• **Exercise instructions**:
Give the number of lines that contain the string "content", and nothing else.
*** Material to process
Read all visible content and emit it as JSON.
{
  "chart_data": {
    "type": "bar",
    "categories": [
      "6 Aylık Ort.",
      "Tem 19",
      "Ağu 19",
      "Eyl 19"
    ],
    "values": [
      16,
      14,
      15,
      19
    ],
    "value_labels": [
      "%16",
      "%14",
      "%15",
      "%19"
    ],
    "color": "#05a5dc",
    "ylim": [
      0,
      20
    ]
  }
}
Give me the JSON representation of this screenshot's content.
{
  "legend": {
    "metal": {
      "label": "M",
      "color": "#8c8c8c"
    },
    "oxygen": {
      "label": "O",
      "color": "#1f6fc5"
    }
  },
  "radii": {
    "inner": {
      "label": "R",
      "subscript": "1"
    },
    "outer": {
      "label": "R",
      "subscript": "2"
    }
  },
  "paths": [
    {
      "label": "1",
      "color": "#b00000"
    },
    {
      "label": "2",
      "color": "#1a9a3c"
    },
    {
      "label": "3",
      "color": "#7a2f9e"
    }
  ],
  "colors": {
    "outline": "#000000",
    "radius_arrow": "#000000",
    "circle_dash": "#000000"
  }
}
******
• **Correct response**:
2